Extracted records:
>> START

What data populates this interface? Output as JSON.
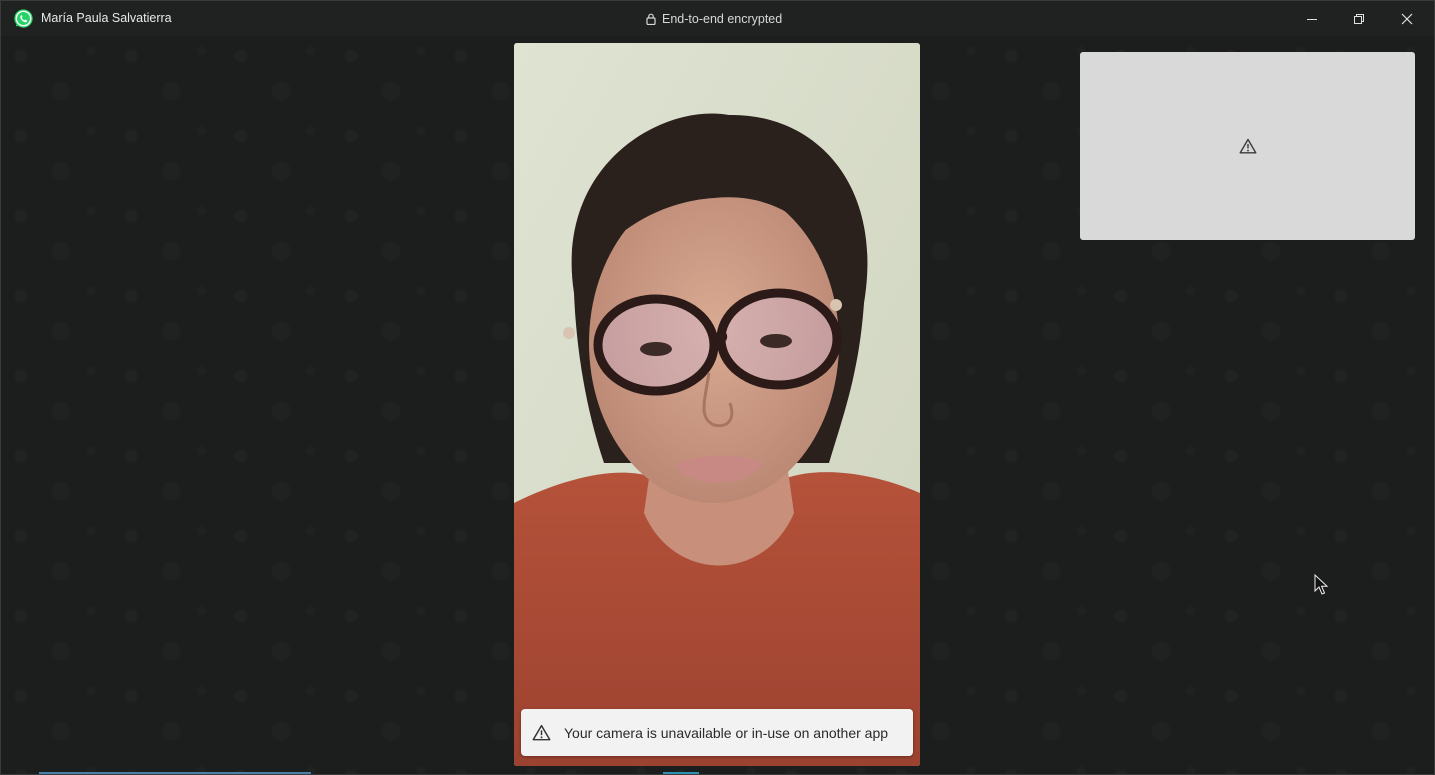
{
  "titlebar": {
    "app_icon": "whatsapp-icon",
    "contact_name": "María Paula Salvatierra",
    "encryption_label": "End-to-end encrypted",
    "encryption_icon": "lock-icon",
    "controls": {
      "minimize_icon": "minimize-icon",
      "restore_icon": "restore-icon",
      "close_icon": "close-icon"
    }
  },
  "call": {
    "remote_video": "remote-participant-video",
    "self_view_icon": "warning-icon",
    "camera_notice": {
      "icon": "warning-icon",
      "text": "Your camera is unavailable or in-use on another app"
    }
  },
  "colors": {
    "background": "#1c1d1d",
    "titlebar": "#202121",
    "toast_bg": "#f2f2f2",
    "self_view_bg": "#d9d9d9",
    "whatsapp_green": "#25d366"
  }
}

>> END
>> START

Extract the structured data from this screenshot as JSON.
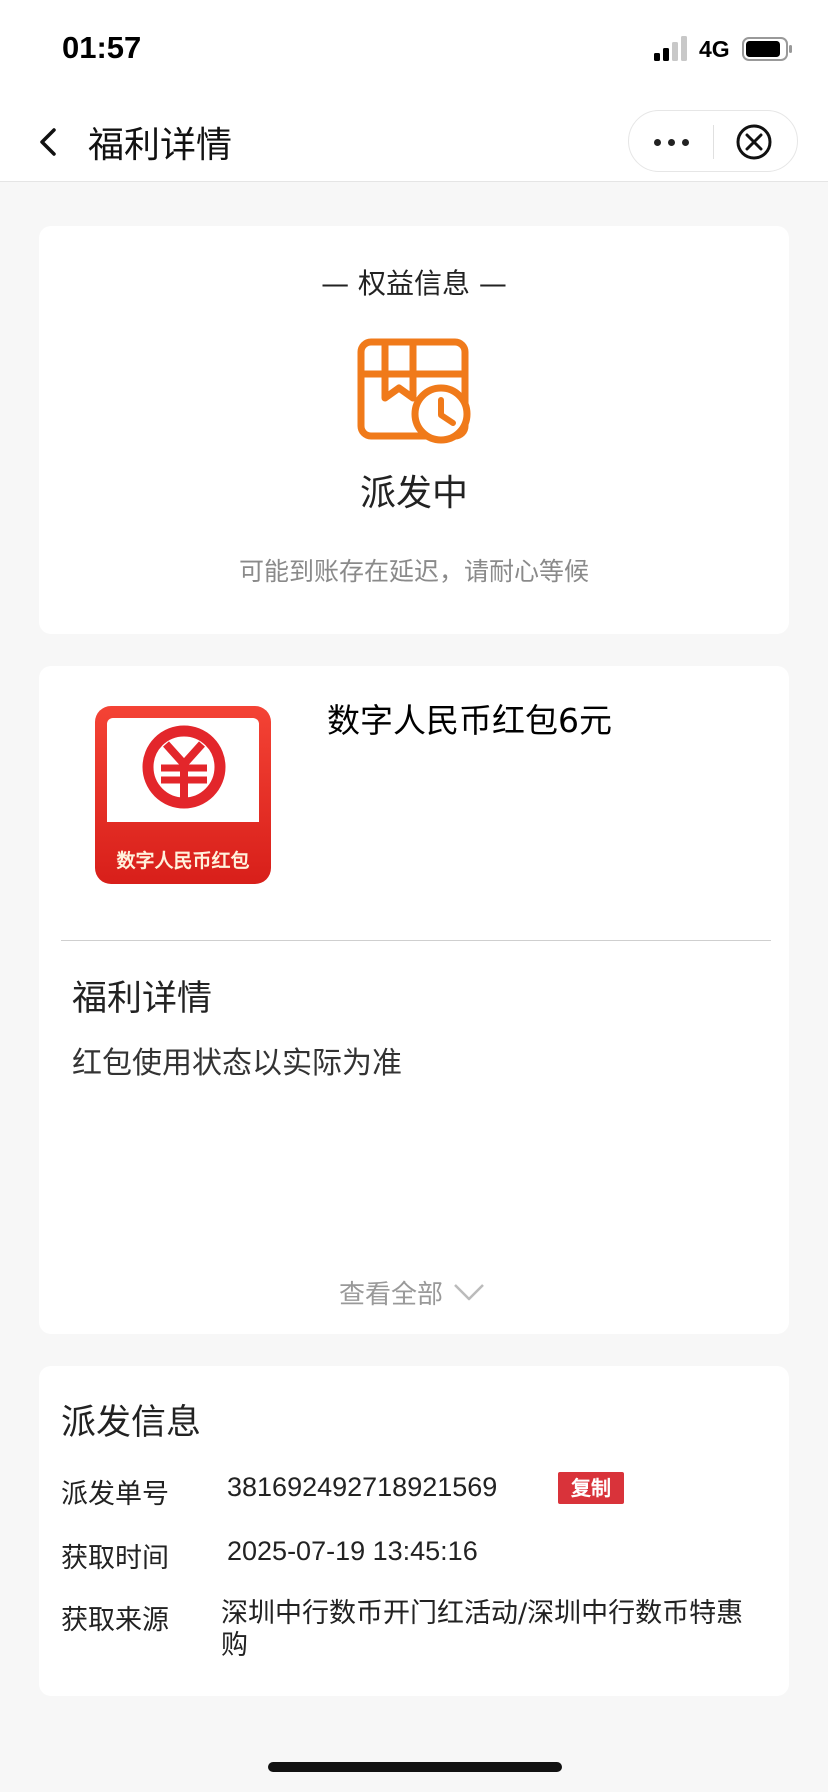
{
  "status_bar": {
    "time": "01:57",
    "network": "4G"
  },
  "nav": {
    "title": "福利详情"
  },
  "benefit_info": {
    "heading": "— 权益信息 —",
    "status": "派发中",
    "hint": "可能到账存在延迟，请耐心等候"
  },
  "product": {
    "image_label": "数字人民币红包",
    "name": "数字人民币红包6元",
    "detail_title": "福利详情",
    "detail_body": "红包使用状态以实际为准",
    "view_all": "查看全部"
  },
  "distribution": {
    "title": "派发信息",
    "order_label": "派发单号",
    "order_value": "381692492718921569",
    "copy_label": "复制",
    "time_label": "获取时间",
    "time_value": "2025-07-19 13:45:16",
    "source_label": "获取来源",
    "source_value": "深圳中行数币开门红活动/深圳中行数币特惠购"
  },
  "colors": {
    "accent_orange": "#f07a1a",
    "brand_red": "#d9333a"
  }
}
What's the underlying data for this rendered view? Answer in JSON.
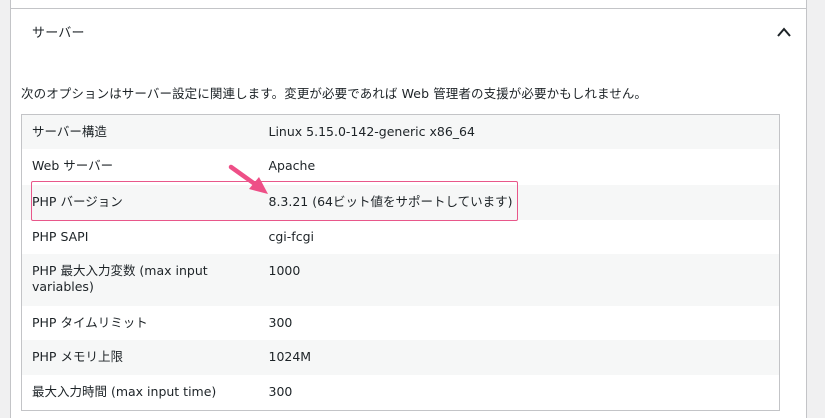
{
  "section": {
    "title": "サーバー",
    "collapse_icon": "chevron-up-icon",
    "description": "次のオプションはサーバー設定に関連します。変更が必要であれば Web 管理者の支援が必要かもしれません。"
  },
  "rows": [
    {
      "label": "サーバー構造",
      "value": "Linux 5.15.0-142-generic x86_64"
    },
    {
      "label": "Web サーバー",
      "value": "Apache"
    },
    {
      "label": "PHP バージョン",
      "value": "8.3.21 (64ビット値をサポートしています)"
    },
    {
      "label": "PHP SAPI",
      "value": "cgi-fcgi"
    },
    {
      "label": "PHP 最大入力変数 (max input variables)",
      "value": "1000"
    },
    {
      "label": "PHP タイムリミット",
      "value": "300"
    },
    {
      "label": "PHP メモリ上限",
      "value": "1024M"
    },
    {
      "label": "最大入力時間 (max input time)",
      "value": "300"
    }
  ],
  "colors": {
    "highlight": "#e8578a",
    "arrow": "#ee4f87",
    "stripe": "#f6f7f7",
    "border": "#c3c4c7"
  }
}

>> END
>> START

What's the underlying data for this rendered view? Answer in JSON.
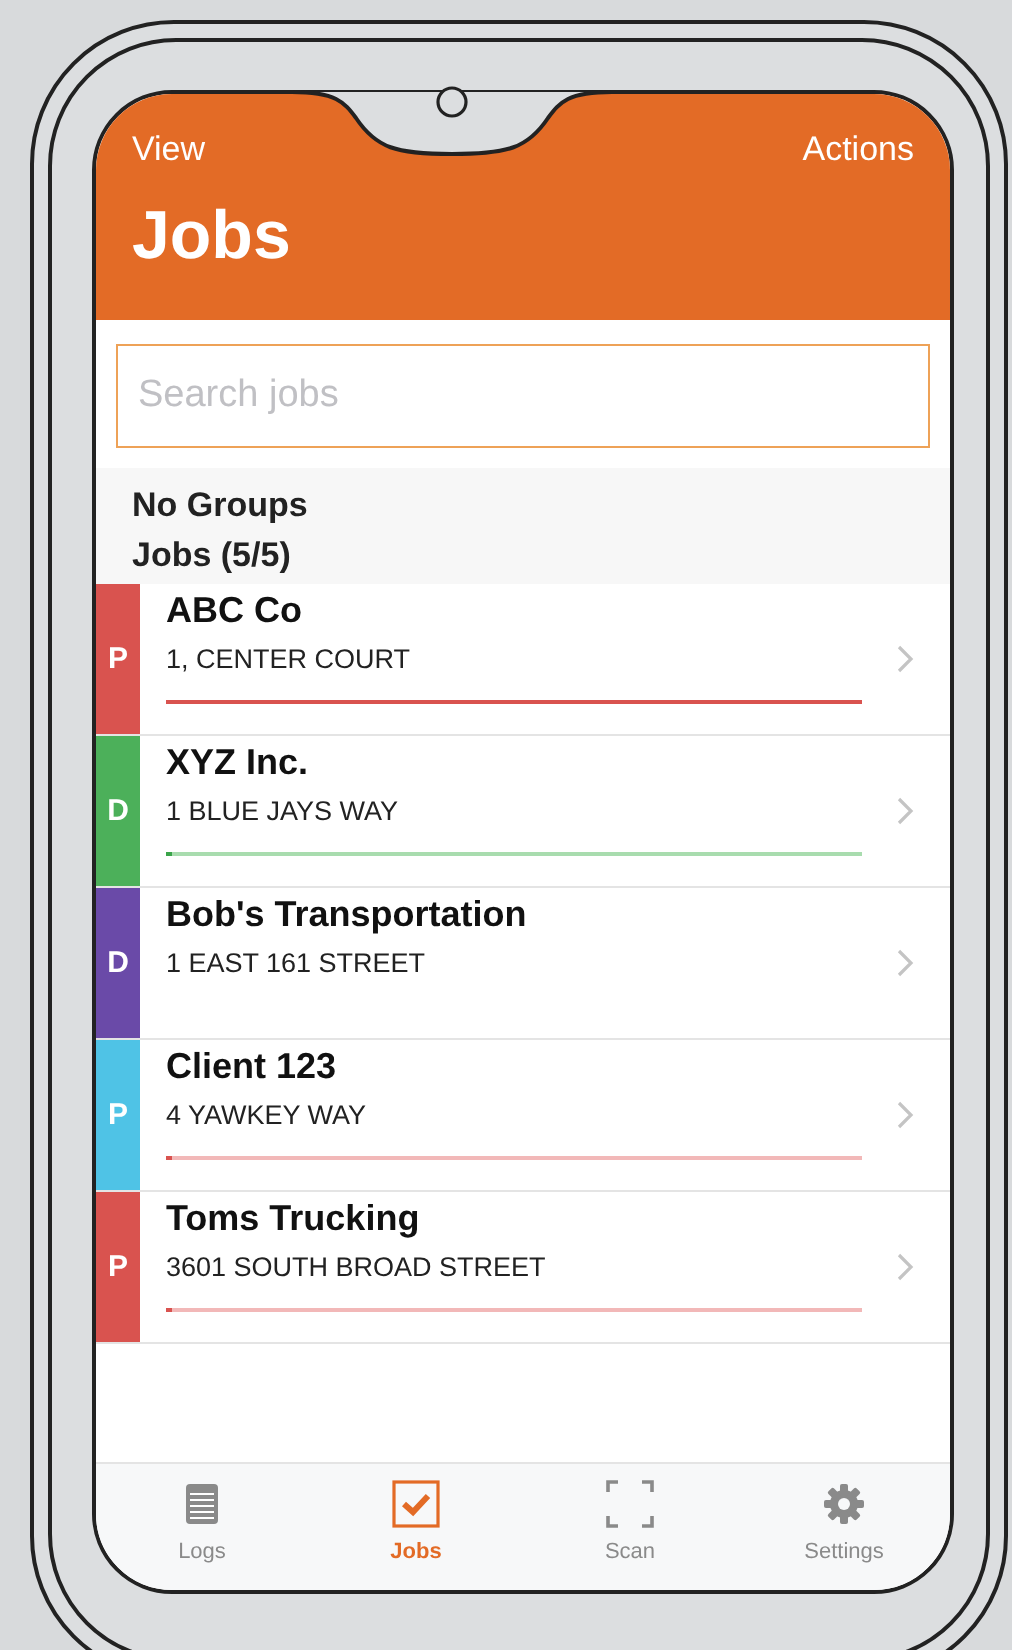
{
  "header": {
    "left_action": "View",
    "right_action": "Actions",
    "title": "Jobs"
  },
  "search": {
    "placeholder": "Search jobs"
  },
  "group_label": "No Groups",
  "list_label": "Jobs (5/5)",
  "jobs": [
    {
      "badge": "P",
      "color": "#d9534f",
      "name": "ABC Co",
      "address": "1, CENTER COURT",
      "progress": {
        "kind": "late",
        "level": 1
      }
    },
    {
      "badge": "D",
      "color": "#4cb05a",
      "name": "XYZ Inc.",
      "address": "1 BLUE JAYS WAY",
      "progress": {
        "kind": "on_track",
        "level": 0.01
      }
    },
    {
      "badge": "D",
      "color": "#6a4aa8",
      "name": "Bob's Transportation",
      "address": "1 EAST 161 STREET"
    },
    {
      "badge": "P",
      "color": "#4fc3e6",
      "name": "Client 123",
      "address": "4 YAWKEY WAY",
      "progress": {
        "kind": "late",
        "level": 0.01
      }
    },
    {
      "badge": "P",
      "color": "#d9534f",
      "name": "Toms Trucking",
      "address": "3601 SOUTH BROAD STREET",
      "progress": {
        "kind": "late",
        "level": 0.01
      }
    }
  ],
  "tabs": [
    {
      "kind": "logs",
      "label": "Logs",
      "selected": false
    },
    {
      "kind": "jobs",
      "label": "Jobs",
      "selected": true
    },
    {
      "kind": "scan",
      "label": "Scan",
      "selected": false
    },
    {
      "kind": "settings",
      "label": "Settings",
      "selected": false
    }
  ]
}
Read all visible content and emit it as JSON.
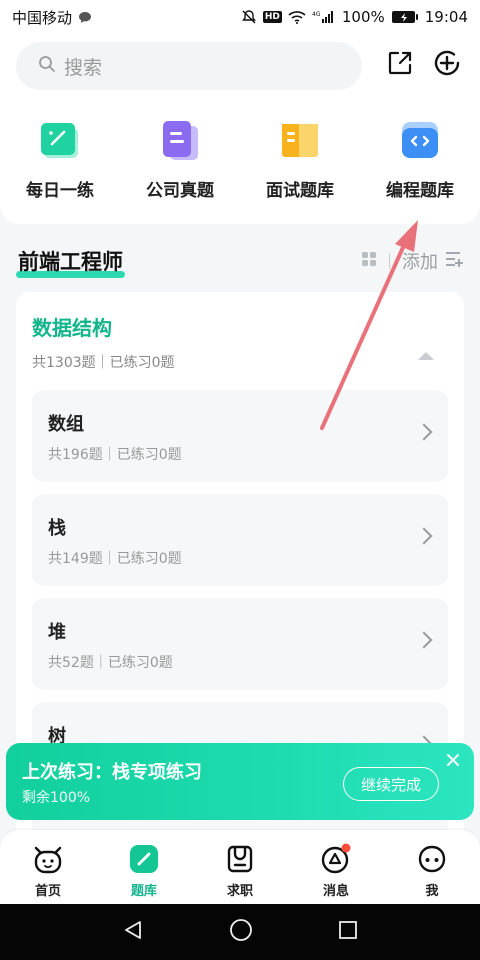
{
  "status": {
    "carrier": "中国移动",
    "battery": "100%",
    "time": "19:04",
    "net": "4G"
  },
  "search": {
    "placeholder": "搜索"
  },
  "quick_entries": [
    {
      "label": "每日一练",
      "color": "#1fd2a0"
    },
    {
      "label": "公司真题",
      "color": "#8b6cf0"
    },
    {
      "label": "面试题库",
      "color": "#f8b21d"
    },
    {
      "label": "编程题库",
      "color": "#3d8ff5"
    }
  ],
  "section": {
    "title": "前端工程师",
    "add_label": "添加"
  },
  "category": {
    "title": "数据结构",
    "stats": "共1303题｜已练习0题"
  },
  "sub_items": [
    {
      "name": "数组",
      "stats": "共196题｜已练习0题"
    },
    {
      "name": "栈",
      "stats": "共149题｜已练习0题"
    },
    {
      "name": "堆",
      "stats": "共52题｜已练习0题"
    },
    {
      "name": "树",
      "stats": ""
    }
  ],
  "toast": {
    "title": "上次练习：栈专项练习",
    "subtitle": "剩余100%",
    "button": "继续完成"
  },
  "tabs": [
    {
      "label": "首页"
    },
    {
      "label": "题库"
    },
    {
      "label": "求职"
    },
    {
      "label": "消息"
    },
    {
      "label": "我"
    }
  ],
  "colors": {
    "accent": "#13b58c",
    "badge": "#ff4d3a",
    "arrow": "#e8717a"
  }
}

>> END

- [GIVEN EXERCISE]: Pull out each line of the entries that contains "icon".

- [WRITTEN ANSWER]:
    "app_icon": "whatsapp-icon",
    "encryption_icon": "lock-icon",
      "minimize_icon": "minimize-icon",
      "restore_icon": "restore-icon",
      "close_icon": "close-icon"
    "self_view_icon": "warning-icon",
      "icon": "warning-icon",
    "collapse_icon": "chevron-up-icon",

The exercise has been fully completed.